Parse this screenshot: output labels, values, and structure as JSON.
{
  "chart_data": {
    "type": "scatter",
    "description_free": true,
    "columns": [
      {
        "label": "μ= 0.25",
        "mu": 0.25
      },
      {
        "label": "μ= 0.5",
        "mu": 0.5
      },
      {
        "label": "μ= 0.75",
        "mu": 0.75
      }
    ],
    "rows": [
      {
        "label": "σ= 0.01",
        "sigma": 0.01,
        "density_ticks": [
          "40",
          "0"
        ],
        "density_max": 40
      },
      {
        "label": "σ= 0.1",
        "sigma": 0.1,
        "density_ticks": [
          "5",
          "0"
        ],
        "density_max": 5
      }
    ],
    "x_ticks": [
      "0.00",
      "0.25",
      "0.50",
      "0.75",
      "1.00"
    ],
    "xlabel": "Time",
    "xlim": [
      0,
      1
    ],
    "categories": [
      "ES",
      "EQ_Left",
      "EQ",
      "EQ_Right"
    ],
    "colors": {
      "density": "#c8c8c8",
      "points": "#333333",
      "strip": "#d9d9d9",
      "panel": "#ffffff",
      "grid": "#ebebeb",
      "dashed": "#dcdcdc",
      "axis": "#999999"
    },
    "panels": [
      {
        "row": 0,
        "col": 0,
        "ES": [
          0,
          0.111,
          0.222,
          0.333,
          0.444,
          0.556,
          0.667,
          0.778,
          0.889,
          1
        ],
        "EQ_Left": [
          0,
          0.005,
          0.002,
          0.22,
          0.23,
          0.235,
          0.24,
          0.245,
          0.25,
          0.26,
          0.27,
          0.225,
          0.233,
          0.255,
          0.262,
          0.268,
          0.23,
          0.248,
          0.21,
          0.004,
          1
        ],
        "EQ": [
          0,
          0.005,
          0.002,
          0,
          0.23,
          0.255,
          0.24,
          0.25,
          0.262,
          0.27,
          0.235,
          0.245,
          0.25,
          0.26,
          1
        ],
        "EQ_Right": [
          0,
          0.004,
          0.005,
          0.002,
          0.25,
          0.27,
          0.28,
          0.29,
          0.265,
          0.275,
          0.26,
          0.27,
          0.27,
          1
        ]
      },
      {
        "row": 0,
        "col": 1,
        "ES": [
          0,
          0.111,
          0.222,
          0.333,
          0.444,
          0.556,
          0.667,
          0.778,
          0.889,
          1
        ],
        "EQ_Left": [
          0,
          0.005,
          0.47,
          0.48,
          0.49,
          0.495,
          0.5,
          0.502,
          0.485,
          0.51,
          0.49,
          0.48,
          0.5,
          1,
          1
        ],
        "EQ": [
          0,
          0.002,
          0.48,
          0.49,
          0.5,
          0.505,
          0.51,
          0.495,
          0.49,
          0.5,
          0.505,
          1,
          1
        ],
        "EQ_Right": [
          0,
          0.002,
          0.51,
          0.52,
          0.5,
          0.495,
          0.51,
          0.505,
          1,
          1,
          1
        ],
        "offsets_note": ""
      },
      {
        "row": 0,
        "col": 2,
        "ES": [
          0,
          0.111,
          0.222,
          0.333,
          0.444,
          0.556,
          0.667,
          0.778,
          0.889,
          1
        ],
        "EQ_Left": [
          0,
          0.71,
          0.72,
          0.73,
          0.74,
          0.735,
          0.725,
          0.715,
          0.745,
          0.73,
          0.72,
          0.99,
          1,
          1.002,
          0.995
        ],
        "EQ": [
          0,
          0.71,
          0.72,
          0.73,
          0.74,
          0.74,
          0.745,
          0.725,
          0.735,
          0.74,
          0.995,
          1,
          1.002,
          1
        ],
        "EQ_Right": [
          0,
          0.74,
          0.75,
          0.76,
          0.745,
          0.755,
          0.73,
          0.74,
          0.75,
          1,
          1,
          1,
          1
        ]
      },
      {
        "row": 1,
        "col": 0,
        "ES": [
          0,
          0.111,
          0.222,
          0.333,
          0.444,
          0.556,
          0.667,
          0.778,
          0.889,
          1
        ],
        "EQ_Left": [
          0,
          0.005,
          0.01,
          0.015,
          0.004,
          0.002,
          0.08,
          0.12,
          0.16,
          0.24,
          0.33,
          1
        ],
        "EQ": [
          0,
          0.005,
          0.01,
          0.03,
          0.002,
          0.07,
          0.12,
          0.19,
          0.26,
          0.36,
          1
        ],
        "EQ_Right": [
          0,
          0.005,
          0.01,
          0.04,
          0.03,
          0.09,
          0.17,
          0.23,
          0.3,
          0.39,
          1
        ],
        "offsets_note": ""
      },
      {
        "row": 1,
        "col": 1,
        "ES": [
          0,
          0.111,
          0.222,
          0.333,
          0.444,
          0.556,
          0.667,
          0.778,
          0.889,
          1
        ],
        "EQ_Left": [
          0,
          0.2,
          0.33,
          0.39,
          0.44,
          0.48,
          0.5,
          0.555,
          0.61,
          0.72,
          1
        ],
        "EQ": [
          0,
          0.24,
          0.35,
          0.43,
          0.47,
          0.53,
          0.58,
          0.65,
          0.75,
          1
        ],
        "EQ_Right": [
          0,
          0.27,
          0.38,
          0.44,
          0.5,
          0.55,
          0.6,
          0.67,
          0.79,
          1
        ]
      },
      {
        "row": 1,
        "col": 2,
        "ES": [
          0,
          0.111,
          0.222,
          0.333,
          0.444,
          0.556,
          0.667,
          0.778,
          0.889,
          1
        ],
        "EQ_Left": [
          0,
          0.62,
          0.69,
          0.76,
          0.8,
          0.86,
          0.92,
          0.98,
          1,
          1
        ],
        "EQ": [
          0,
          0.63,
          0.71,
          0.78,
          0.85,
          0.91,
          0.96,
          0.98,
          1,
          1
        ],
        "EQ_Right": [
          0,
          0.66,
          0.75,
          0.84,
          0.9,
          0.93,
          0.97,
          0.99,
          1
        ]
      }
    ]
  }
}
----------------
**Problem to solve:**
Each record above should be repeated exactly as it appears.

**Response:**
Parse this screenshot: output labels, values, and structure as JSON.
{
  "chart_data": {
    "type": "scatter",
    "description_free": true,
    "columns": [
      {
        "label": "μ= 0.25",
        "mu": 0.25
      },
      {
        "label": "μ= 0.5",
        "mu": 0.5
      },
      {
        "label": "μ= 0.75",
        "mu": 0.75
      }
    ],
    "rows": [
      {
        "label": "σ= 0.01",
        "sigma": 0.01,
        "density_ticks": [
          "40",
          "0"
        ],
        "density_max": 40
      },
      {
        "label": "σ= 0.1",
        "sigma": 0.1,
        "density_ticks": [
          "5",
          "0"
        ],
        "density_max": 5
      }
    ],
    "x_ticks": [
      "0.00",
      "0.25",
      "0.50",
      "0.75",
      "1.00"
    ],
    "xlabel": "Time",
    "xlim": [
      0,
      1
    ],
    "categories": [
      "ES",
      "EQ_Left",
      "EQ",
      "EQ_Right"
    ],
    "colors": {
      "density": "#c8c8c8",
      "points": "#333333",
      "strip": "#d9d9d9",
      "panel": "#ffffff",
      "grid": "#ebebeb",
      "dashed": "#dcdcdc",
      "axis": "#999999"
    },
    "panels": [
      {
        "row": 0,
        "col": 0,
        "ES": [
          0,
          0.111,
          0.222,
          0.333,
          0.444,
          0.556,
          0.667,
          0.778,
          0.889,
          1
        ],
        "EQ_Left": [
          0,
          0.005,
          0.002,
          0.22,
          0.23,
          0.235,
          0.24,
          0.245,
          0.25,
          0.26,
          0.27,
          0.225,
          0.233,
          0.255,
          0.262,
          0.268,
          0.23,
          0.248,
          0.21,
          0.004,
          1
        ],
        "EQ": [
          0,
          0.005,
          0.002,
          0,
          0.23,
          0.255,
          0.24,
          0.25,
          0.262,
          0.27,
          0.235,
          0.245,
          0.25,
          0.26,
          1
        ],
        "EQ_Right": [
          0,
          0.004,
          0.005,
          0.002,
          0.25,
          0.27,
          0.28,
          0.29,
          0.265,
          0.275,
          0.26,
          0.27,
          0.27,
          1
        ]
      },
      {
        "row": 0,
        "col": 1,
        "ES": [
          0,
          0.111,
          0.222,
          0.333,
          0.444,
          0.556,
          0.667,
          0.778,
          0.889,
          1
        ],
        "EQ_Left": [
          0,
          0.005,
          0.47,
          0.48,
          0.49,
          0.495,
          0.5,
          0.502,
          0.485,
          0.51,
          0.49,
          0.48,
          0.5,
          1,
          1
        ],
        "EQ": [
          0,
          0.002,
          0.48,
          0.49,
          0.5,
          0.505,
          0.51,
          0.495,
          0.49,
          0.5,
          0.505,
          1,
          1
        ],
        "EQ_Right": [
          0,
          0.002,
          0.51,
          0.52,
          0.5,
          0.495,
          0.51,
          0.505,
          1,
          1,
          1
        ],
        "offsets_note": ""
      },
      {
        "row": 0,
        "col": 2,
        "ES": [
          0,
          0.111,
          0.222,
          0.333,
          0.444,
          0.556,
          0.667,
          0.778,
          0.889,
          1
        ],
        "EQ_Left": [
          0,
          0.71,
          0.72,
          0.73,
          0.74,
          0.735,
          0.725,
          0.715,
          0.745,
          0.73,
          0.72,
          0.99,
          1,
          1.002,
          0.995
        ],
        "EQ": [
          0,
          0.71,
          0.72,
          0.73,
          0.74,
          0.74,
          0.745,
          0.725,
          0.735,
          0.74,
          0.995,
          1,
          1.002,
          1
        ],
        "EQ_Right": [
          0,
          0.74,
          0.75,
          0.76,
          0.745,
          0.755,
          0.73,
          0.74,
          0.75,
          1,
          1,
          1,
          1
        ]
      },
      {
        "row": 1,
        "col": 0,
        "ES": [
          0,
          0.111,
          0.222,
          0.333,
          0.444,
          0.556,
          0.667,
          0.778,
          0.889,
          1
        ],
        "EQ_Left": [
          0,
          0.005,
          0.01,
          0.015,
          0.004,
          0.002,
          0.08,
          0.12,
          0.16,
          0.24,
          0.33,
          1
        ],
        "EQ": [
          0,
          0.005,
          0.01,
          0.03,
          0.002,
          0.07,
          0.12,
          0.19,
          0.26,
          0.36,
          1
        ],
        "EQ_Right": [
          0,
          0.005,
          0.01,
          0.04,
          0.03,
          0.09,
          0.17,
          0.23,
          0.3,
          0.39,
          1
        ],
        "offsets_note": ""
      },
      {
        "row": 1,
        "col": 1,
        "ES": [
          0,
          0.111,
          0.222,
          0.333,
          0.444,
          0.556,
          0.667,
          0.778,
          0.889,
          1
        ],
        "EQ_Left": [
          0,
          0.2,
          0.33,
          0.39,
          0.44,
          0.48,
          0.5,
          0.555,
          0.61,
          0.72,
          1
        ],
        "EQ": [
          0,
          0.24,
          0.35,
          0.43,
          0.47,
          0.53,
          0.58,
          0.65,
          0.75,
          1
        ],
        "EQ_Right": [
          0,
          0.27,
          0.38,
          0.44,
          0.5,
          0.55,
          0.6,
          0.67,
          0.79,
          1
        ]
      },
      {
        "row": 1,
        "col": 2,
        "ES": [
          0,
          0.111,
          0.222,
          0.333,
          0.444,
          0.556,
          0.667,
          0.778,
          0.889,
          1
        ],
        "EQ_Left": [
          0,
          0.62,
          0.69,
          0.76,
          0.8,
          0.86,
          0.92,
          0.98,
          1,
          1
        ],
        "EQ": [
          0,
          0.63,
          0.71,
          0.78,
          0.85,
          0.91,
          0.96,
          0.98,
          1,
          1
        ],
        "EQ_Right": [
          0,
          0.66,
          0.75,
          0.84,
          0.9,
          0.93,
          0.97,
          0.99,
          1
        ]
      }
    ]
  }
}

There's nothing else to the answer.